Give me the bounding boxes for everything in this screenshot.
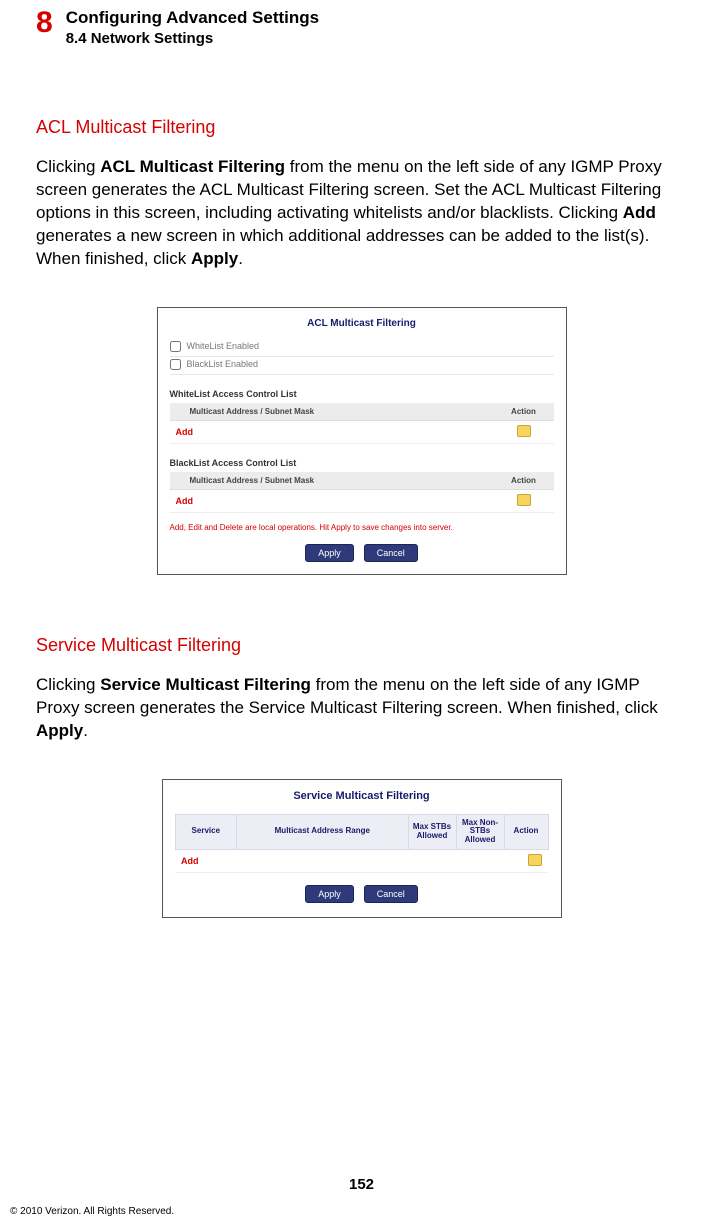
bold-apply: Apply <box>36 721 83 740</box>
blacklist-checkbox[interactable] <box>170 359 181 370</box>
edit-icon[interactable] <box>517 425 531 437</box>
bold-add: Add <box>623 203 656 222</box>
col-action: Action <box>494 403 554 421</box>
blacklist-enabled-row[interactable]: BlackList Enabled <box>170 357 554 375</box>
cancel-button[interactable]: Cancel <box>364 885 418 903</box>
chapter-title: Configuring Advanced Settings <box>66 8 319 28</box>
blacklist-label: BlackList Enabled <box>187 359 259 369</box>
add-link[interactable]: Add <box>176 496 194 506</box>
chapter-subsection: 8.4 Network Settings <box>66 30 319 47</box>
table-row: Add <box>170 489 554 512</box>
chapter-header: 8 Configuring Advanced Settings 8.4 Netw… <box>36 8 687 47</box>
apply-button[interactable]: Apply <box>305 885 354 903</box>
whitelist-enabled-row[interactable]: WhiteList Enabled <box>170 339 554 357</box>
copyright: © 2010 Verizon. All Rights Reserved. <box>10 1206 174 1217</box>
acl-note: Add, Edit and Delete are local operation… <box>170 523 554 532</box>
page-number: 152 <box>0 1176 723 1193</box>
acl-figure-title: ACL Multicast Filtering <box>170 318 554 329</box>
whitelist-section-header: WhiteList Access Control List <box>170 389 554 399</box>
section2-paragraph: Clicking Service Multicast Filtering fro… <box>36 674 687 743</box>
chapter-number: 8 <box>36 8 52 38</box>
col-action: Action <box>504 814 548 849</box>
apply-button[interactable]: Apply <box>305 544 354 562</box>
blacklist-section-header: BlackList Access Control List <box>170 458 554 468</box>
service-table: Service Multicast Address Range Max STBs… <box>175 814 549 873</box>
text: Clicking <box>36 675 100 694</box>
text: . <box>83 721 88 740</box>
bold-acl: ACL Multicast Filtering <box>100 157 285 176</box>
edit-icon[interactable] <box>528 854 542 866</box>
edit-icon[interactable] <box>517 494 531 506</box>
add-link[interactable]: Add <box>176 427 194 437</box>
table-row: Add <box>170 420 554 443</box>
col-addr: Multicast Address / Subnet Mask <box>170 472 494 490</box>
col-max-nonstb: Max Non-STBs Allowed <box>456 814 504 849</box>
col-max-stb: Max STBs Allowed <box>408 814 456 849</box>
section-heading-acl: ACL Multicast Filtering <box>36 117 687 138</box>
section-heading-service: Service Multicast Filtering <box>36 635 687 656</box>
text: . <box>238 249 243 268</box>
col-action: Action <box>494 472 554 490</box>
col-service: Service <box>175 814 237 849</box>
bold-smf: Service Multicast Filtering <box>100 675 311 694</box>
text: generates a new screen in which addition… <box>36 226 649 268</box>
bold-apply: Apply <box>191 249 238 268</box>
section1-paragraph: Clicking ACL Multicast Filtering from th… <box>36 156 687 271</box>
text: Clicking <box>36 157 100 176</box>
col-range: Multicast Address Range <box>237 814 408 849</box>
add-link[interactable]: Add <box>181 856 199 866</box>
acl-figure: ACL Multicast Filtering WhiteList Enable… <box>157 307 567 575</box>
service-figure: Service Multicast Filtering Service Mult… <box>162 779 562 918</box>
whitelist-label: WhiteList Enabled <box>187 341 260 351</box>
whitelist-table: Multicast Address / Subnet Mask Action A… <box>170 403 554 444</box>
service-figure-title: Service Multicast Filtering <box>175 790 549 802</box>
whitelist-checkbox[interactable] <box>170 341 181 352</box>
cancel-button[interactable]: Cancel <box>364 544 418 562</box>
col-addr: Multicast Address / Subnet Mask <box>170 403 494 421</box>
blacklist-table: Multicast Address / Subnet Mask Action A… <box>170 472 554 513</box>
table-row: Add <box>175 849 548 872</box>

__DIRECTIONS__.
Copy the rows from the line with "bold-apply: Apply <box>36 721 83 740</box>" to the line with "apply-button[interactable]: Apply <box>305 885", putting "clickable" in place of "interactable" and changing nothing else.

__TASK RESPONSE__.
bold-apply: Apply <box>36 721 83 740</box>
blacklist-checkbox[clickable] <box>170 359 181 370</box>
edit-icon[clickable] <box>517 425 531 437</box>
bold-add: Add <box>623 203 656 222</box>
col-action: Action <box>494 403 554 421</box>
blacklist-enabled-row[clickable]: BlackList Enabled <box>170 357 554 375</box>
cancel-button[clickable]: Cancel <box>364 885 418 903</box>
chapter-title: Configuring Advanced Settings <box>66 8 319 28</box>
blacklist-label: BlackList Enabled <box>187 359 259 369</box>
add-link[clickable]: Add <box>176 496 194 506</box>
chapter-subsection: 8.4 Network Settings <box>66 30 319 47</box>
table-row: Add <box>170 489 554 512</box>
chapter-header: 8 Configuring Advanced Settings 8.4 Netw… <box>36 8 687 47</box>
apply-button[clickable]: Apply <box>305 885 354 903</box>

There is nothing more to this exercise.